Task material ▸

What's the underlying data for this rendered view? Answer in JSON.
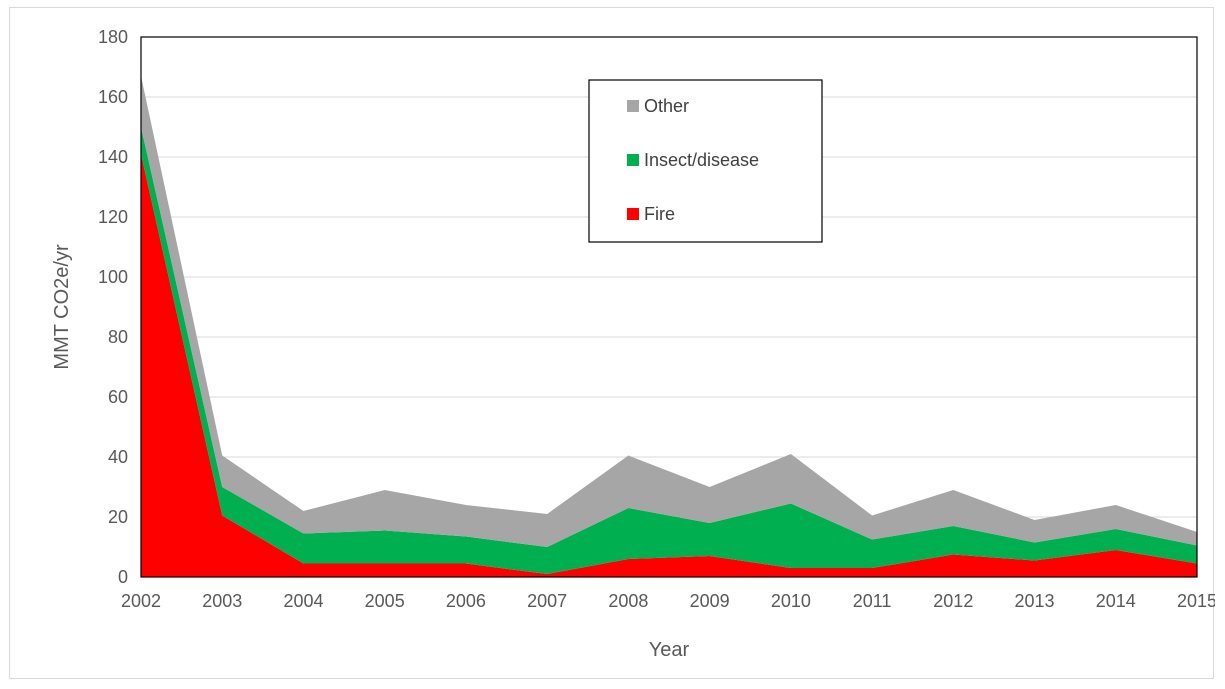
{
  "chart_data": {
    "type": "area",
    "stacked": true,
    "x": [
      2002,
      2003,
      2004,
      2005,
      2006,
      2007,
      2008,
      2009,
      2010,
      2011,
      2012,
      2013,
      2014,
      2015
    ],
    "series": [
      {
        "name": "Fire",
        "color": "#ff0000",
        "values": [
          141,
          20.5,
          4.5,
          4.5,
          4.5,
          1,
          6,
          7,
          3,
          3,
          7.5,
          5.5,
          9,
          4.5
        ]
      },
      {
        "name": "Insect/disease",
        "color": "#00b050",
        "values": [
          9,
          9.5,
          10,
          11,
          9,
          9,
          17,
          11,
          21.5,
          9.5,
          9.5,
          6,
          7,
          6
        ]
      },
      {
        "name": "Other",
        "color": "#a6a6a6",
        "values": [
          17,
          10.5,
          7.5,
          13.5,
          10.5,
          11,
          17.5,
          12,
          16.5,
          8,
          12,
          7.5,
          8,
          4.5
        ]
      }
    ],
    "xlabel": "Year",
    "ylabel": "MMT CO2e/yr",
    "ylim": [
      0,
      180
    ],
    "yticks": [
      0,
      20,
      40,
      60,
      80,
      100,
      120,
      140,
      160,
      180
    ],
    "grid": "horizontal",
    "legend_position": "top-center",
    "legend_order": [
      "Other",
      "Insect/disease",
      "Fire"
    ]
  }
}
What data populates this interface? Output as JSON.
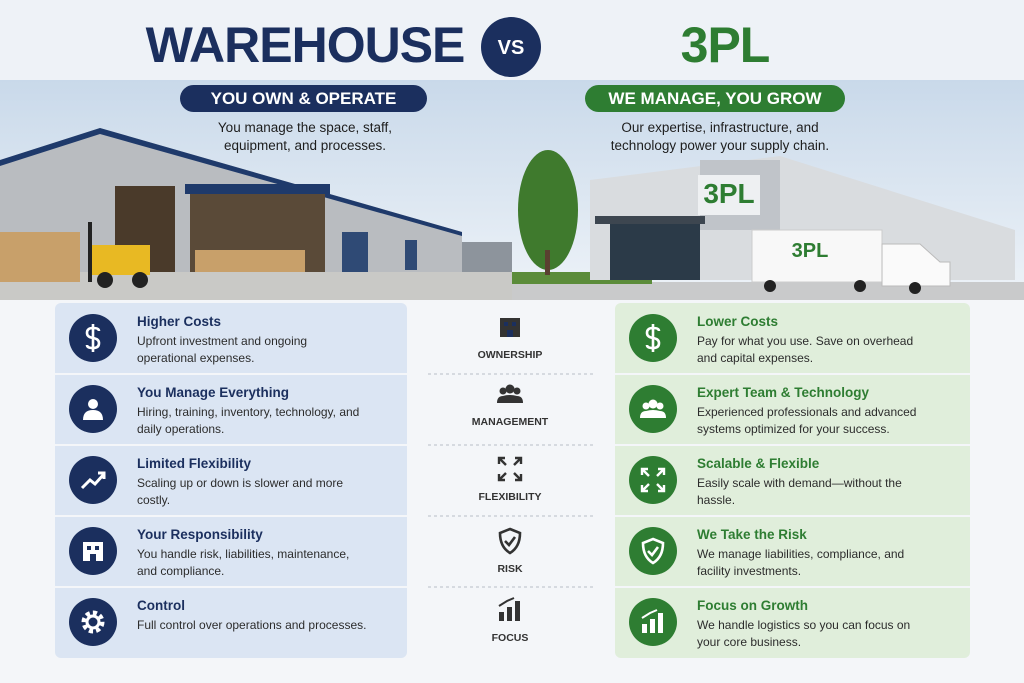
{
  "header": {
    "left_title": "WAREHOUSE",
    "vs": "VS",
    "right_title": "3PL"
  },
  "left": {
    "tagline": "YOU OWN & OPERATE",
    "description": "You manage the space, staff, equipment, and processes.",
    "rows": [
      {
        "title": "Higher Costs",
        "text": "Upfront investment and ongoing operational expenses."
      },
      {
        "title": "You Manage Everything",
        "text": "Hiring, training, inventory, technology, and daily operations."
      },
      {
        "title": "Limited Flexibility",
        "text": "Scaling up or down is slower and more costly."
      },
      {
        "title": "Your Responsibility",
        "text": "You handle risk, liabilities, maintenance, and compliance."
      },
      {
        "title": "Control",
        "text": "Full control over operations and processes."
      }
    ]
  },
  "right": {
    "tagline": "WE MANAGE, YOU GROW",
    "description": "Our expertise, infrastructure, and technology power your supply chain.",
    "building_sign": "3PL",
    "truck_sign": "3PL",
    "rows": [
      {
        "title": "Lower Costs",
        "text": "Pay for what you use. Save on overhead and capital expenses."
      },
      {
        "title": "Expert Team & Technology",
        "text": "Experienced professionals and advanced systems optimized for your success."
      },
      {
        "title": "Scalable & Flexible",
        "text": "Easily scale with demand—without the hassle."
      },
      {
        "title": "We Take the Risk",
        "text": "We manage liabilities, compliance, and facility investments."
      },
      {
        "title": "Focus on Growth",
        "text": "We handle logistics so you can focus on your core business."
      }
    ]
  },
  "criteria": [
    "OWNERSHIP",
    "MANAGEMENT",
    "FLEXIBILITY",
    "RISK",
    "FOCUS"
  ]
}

--

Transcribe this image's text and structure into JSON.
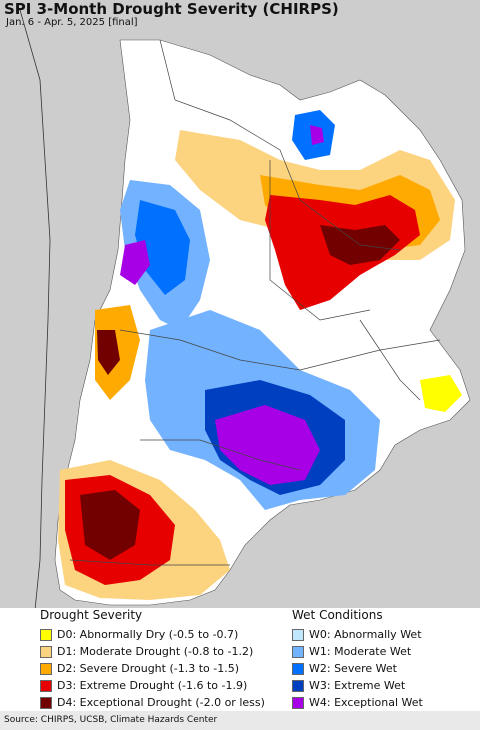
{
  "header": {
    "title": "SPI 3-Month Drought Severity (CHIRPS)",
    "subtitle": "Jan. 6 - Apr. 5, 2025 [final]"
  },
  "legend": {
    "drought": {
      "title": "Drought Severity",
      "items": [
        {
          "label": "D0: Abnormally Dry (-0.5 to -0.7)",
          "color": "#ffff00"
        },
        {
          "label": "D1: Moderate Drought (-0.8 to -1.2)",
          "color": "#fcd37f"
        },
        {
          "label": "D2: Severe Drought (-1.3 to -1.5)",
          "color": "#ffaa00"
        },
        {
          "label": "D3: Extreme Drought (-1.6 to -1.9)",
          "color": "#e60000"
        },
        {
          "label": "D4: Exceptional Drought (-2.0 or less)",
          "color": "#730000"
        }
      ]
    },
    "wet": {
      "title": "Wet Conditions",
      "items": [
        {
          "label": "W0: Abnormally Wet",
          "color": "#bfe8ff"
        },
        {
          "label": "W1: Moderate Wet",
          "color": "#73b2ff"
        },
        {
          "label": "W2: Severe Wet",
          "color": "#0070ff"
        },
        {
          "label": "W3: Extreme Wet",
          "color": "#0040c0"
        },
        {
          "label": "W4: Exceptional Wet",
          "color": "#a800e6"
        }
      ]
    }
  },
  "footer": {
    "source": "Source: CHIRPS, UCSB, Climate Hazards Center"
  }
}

...

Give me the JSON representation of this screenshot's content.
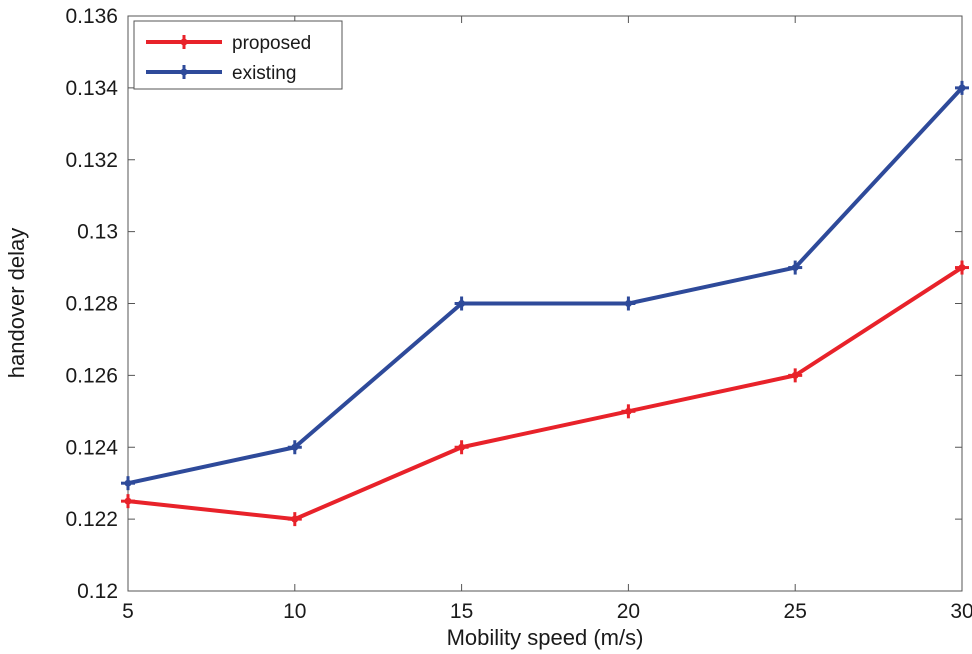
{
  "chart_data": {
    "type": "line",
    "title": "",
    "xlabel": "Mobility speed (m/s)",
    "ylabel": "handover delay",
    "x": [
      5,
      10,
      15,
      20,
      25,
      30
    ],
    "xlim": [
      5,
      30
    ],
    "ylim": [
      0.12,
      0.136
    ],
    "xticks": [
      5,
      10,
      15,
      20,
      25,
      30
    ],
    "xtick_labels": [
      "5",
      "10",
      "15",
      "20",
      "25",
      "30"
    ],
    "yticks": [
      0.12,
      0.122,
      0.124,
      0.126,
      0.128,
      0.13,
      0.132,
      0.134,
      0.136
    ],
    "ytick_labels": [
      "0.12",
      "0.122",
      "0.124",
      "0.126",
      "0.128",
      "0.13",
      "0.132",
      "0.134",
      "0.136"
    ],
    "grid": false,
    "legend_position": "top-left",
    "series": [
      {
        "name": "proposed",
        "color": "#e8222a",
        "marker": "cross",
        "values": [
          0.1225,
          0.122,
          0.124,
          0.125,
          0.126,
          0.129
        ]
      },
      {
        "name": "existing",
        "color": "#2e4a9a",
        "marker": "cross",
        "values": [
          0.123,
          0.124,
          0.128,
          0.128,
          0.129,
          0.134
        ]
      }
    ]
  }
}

Exercise brief ▸ Locate the word "CHIRPS" in the records above, and return each line that has it.

Result of the exercise ▸
    "title": "SPI 3-Month Drought Severity (CHIRPS)",
    "source": "Source: CHIRPS, UCSB, Climate Hazards Center"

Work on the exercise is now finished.